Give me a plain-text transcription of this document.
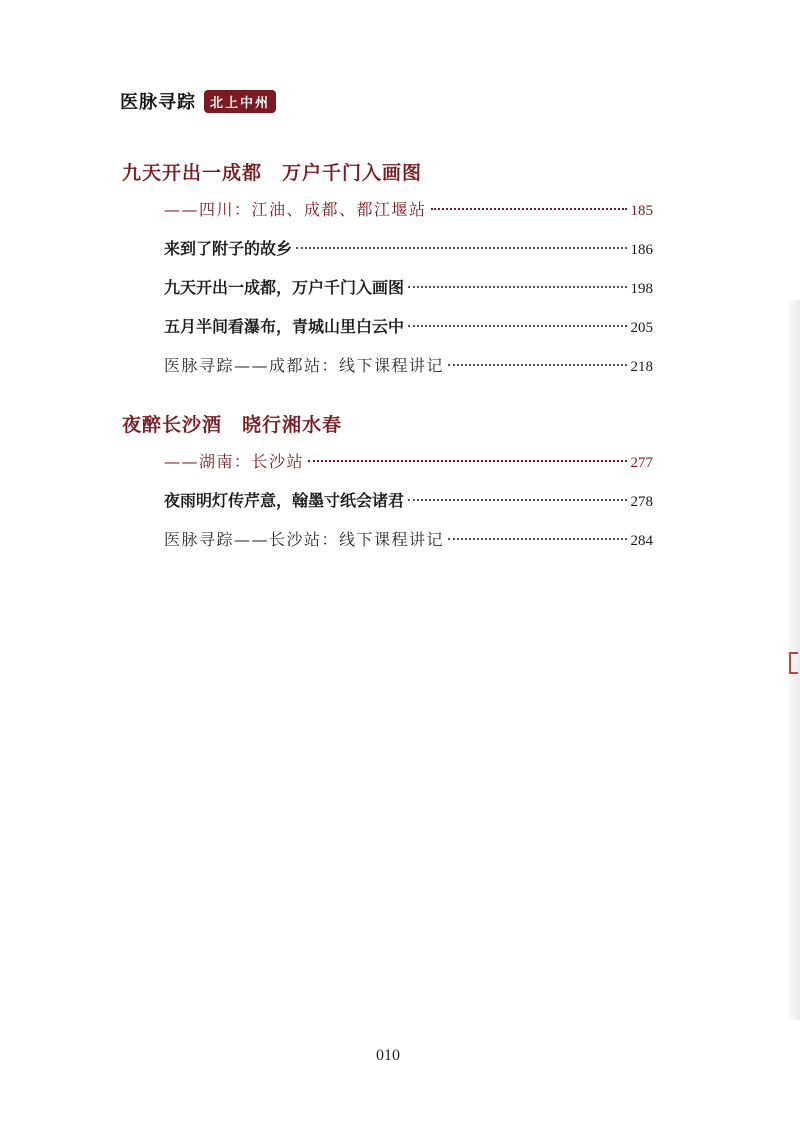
医脉寻踪	北上中州
九天开出一成都　万户千门入画图
——四川：江油、成都、都江堰站	185
来到了附子的故乡	186
九天开出一成都，万户千门入画图	198
五月半间看瀑布，青城山里白云中	205
医脉寻踪——成都站：线下课程讲记	218
夜醉长沙酒　晓行湘水春
——湖南：长沙站	277
夜雨明灯传芹意，翰墨寸纸会诸君	278
医脉寻踪——长沙站：线下课程讲记	284
010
*-*-*
- [SHORT EXERCISE]:
Leave out the pictures and print every line of the data exactly.

- [ANSWER TO THIS PROBLEM]:
Give me a plain-text transcription of this document.
医脉寻踪	北上中州
九天开出一成都　万户千门入画图
——四川：江油、成都、都江堰站	185
来到了附子的故乡	186
九天开出一成都，万户千门入画图	198
五月半间看瀑布，青城山里白云中	205
医脉寻踪——成都站：线下课程讲记	218
夜醉长沙酒　晓行湘水春
——湖南：长沙站	277
夜雨明灯传芹意，翰墨寸纸会诸君	278
医脉寻踪——长沙站：线下课程讲记	284
010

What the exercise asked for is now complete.